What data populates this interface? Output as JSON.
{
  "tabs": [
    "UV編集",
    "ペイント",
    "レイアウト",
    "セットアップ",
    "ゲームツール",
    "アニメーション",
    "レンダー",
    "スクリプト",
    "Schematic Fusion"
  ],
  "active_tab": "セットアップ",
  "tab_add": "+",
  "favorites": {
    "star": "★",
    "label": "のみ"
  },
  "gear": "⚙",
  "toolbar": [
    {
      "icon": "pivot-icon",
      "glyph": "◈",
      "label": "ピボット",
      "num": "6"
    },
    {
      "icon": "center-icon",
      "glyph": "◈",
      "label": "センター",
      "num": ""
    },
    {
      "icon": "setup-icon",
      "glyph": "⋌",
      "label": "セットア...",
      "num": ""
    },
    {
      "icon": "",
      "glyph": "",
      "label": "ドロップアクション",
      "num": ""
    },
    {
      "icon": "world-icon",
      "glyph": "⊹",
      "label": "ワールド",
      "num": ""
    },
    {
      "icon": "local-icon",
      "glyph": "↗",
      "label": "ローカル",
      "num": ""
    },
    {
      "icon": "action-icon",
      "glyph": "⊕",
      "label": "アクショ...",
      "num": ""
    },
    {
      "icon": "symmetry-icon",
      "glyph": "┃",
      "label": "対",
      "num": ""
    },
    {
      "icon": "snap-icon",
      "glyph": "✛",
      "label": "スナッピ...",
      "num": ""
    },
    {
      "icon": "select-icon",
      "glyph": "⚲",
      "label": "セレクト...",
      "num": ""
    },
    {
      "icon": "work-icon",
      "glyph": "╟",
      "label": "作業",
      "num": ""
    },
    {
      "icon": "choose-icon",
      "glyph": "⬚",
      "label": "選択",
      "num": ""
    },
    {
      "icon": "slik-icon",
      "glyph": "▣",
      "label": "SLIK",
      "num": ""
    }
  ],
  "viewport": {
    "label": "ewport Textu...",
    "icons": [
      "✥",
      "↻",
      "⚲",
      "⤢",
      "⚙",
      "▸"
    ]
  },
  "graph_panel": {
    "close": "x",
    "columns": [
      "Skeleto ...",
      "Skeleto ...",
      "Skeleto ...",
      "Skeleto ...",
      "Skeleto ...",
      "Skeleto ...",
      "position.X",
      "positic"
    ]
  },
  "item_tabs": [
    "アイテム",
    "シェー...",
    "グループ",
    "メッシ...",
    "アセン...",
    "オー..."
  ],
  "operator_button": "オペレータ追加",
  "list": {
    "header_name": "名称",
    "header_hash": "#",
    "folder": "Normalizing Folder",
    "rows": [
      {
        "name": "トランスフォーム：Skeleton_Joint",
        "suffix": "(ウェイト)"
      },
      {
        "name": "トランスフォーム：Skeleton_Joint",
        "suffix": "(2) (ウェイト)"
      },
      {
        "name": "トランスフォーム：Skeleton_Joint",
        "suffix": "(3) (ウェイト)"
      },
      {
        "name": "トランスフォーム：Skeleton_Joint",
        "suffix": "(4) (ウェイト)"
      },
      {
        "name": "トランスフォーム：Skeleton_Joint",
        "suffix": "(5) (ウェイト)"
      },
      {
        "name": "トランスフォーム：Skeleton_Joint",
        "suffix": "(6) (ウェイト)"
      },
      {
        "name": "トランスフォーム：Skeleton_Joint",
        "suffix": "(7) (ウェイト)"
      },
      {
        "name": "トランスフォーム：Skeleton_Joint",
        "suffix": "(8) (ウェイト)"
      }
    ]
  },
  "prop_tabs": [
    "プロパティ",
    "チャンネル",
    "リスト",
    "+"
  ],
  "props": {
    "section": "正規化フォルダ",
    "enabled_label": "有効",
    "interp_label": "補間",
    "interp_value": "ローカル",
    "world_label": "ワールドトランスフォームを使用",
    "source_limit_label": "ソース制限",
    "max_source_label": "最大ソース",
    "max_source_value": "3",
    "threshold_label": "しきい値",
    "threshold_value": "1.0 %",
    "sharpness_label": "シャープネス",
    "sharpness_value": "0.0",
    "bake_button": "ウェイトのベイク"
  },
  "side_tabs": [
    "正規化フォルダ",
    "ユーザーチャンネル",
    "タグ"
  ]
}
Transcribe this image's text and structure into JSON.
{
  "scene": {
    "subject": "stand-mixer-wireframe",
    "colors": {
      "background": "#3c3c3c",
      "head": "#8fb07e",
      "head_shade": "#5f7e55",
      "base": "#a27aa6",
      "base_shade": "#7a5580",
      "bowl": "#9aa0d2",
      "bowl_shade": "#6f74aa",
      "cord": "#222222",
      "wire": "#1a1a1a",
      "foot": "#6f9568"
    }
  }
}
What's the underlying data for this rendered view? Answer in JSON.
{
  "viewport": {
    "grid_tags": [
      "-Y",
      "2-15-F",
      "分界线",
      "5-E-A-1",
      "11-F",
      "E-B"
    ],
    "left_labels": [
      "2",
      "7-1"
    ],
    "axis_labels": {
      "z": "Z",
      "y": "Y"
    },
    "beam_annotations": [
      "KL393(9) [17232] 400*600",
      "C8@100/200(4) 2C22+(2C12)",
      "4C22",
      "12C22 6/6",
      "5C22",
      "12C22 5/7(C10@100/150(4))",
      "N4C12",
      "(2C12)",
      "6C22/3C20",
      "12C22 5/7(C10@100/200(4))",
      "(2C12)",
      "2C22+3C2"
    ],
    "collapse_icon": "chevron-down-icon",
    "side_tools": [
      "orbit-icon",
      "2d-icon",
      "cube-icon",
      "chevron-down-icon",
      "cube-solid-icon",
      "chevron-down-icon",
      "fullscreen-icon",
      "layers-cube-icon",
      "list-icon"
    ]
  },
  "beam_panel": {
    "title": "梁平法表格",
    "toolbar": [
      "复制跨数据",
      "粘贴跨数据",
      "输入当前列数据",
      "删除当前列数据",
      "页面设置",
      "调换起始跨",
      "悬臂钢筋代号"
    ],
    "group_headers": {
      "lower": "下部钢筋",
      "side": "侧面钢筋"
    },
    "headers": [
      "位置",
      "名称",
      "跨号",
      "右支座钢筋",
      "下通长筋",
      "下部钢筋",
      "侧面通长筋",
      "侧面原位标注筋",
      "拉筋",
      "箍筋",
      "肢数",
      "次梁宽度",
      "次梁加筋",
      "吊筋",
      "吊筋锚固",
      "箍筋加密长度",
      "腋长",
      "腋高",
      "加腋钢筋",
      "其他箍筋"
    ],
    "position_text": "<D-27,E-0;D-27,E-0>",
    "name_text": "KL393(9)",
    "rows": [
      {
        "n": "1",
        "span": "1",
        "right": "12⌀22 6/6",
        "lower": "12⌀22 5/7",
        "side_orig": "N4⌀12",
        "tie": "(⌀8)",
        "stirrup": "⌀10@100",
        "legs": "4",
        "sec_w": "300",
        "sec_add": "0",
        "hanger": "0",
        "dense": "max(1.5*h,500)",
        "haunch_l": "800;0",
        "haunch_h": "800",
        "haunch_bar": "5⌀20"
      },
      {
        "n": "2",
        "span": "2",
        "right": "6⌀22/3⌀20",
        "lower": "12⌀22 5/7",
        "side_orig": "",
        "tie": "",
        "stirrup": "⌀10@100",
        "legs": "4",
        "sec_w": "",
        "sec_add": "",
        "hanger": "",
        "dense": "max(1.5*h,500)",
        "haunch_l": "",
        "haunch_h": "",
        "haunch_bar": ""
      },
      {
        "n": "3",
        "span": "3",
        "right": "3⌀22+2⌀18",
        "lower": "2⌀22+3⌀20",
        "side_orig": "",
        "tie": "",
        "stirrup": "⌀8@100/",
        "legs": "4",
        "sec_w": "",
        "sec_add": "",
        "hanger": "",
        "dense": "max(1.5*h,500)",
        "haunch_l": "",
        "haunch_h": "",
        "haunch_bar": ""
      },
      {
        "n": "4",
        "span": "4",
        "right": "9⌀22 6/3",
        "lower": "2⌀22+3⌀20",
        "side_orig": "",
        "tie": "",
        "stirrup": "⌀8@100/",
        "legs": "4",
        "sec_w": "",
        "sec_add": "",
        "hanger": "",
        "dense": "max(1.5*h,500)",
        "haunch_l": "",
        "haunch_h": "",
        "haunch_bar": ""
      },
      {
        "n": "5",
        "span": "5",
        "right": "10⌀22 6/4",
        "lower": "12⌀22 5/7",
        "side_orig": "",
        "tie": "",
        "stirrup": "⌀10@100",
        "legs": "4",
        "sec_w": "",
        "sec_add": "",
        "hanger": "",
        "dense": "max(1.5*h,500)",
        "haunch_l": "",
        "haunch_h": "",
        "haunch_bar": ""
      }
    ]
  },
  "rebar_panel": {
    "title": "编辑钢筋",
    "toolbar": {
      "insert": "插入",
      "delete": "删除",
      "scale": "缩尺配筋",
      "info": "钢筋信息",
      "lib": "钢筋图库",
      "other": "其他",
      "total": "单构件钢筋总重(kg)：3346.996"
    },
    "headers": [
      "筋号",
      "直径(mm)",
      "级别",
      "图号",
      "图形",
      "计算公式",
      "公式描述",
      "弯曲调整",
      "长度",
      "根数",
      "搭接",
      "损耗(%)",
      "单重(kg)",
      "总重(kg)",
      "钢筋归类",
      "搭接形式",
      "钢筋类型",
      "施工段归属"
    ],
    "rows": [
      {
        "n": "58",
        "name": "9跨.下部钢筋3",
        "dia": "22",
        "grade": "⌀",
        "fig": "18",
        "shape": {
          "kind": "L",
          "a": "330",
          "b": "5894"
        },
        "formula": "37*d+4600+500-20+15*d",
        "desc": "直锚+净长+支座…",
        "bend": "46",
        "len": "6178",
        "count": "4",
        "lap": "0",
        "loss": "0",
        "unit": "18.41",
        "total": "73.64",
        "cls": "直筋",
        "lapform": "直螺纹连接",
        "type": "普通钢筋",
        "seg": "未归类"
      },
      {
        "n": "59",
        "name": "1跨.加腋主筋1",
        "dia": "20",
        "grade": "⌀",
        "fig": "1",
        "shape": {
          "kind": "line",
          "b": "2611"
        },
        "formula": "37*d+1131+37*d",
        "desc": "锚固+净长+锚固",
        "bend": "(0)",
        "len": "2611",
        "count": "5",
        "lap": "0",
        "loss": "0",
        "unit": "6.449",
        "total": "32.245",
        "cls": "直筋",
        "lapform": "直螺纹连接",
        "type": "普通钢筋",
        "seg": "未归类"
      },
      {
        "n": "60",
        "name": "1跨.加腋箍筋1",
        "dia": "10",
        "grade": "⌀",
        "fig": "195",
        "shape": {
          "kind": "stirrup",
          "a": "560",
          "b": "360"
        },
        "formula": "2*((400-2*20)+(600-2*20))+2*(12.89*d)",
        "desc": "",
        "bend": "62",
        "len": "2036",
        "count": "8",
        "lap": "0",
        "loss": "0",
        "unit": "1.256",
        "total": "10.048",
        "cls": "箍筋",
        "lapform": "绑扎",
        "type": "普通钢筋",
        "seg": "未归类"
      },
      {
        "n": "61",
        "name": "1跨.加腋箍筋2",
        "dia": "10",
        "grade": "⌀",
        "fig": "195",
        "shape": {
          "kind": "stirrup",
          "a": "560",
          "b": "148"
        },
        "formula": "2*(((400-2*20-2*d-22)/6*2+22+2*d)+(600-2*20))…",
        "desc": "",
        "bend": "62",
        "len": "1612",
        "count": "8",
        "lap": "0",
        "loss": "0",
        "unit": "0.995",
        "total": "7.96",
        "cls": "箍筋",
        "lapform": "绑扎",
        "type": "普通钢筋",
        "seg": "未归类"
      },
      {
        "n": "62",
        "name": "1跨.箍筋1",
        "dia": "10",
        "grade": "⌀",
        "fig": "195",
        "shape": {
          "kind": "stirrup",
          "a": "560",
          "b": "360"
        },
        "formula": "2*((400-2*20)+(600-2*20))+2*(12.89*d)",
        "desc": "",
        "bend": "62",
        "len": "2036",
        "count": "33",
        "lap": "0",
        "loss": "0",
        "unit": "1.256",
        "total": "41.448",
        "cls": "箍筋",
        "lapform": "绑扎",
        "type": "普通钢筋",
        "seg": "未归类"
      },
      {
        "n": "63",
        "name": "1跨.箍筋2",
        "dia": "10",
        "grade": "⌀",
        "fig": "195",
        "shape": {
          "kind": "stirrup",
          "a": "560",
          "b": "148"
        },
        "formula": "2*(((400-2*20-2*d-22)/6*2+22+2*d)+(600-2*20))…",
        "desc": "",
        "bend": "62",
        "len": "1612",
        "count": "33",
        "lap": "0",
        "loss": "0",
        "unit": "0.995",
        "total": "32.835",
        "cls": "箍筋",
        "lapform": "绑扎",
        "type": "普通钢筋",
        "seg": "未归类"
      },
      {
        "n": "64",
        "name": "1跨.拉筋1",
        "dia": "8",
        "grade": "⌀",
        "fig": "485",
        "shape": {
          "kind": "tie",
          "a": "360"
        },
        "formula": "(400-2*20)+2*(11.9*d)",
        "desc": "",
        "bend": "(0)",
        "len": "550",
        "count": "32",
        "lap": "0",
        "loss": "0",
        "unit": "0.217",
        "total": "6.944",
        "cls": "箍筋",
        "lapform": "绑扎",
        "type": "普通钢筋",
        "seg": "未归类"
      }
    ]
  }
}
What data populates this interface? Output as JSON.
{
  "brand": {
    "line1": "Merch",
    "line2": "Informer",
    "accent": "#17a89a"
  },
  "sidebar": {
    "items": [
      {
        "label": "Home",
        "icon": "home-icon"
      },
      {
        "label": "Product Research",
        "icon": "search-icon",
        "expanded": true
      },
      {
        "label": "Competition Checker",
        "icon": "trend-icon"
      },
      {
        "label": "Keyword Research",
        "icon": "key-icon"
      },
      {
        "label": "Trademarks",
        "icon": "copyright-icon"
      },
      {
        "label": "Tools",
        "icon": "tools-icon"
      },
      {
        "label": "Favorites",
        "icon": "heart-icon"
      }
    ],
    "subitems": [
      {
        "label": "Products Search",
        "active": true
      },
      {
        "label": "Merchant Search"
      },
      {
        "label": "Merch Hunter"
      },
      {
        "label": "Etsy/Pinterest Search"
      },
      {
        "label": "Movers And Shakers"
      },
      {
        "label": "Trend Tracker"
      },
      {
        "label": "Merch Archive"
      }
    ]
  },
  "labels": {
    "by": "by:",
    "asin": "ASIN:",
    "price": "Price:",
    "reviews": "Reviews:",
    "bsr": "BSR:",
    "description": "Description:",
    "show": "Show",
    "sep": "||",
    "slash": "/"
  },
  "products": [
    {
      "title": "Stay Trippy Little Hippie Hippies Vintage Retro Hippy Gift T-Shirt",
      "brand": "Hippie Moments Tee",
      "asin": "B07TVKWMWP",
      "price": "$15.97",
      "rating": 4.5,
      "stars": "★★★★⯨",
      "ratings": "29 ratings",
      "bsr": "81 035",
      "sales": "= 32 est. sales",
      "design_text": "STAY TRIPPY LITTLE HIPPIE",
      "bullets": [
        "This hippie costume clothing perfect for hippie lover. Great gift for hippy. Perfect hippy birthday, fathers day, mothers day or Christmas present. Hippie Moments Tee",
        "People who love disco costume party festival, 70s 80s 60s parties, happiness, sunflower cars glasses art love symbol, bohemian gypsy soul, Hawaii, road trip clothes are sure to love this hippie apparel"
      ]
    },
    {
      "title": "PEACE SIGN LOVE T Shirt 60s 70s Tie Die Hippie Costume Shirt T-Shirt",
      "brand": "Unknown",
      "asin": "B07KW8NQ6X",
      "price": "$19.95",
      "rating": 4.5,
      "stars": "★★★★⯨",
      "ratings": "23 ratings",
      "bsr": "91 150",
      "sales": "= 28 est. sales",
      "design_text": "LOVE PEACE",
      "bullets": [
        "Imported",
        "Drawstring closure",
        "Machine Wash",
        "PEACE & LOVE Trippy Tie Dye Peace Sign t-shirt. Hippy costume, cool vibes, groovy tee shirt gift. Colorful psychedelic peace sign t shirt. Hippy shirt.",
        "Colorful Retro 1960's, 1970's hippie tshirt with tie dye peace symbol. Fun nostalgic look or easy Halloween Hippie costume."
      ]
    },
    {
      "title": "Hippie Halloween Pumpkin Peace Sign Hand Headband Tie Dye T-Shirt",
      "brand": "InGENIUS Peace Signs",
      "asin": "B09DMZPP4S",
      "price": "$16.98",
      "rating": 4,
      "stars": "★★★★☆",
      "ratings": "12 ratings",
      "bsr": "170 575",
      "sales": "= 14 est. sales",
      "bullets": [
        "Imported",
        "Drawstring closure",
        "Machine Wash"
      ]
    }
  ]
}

========================================

Work instructions:
All lines above containing the string "Moments" are to be collected.

Response to the task:
      "brand": "Hippie Moments Tee",
        "This hippie costume clothing perfect for hippie lover. Great gift for hippy. Perfect hippy birthday, fathers day, mothers day or Christmas present. Hippie Moments Tee",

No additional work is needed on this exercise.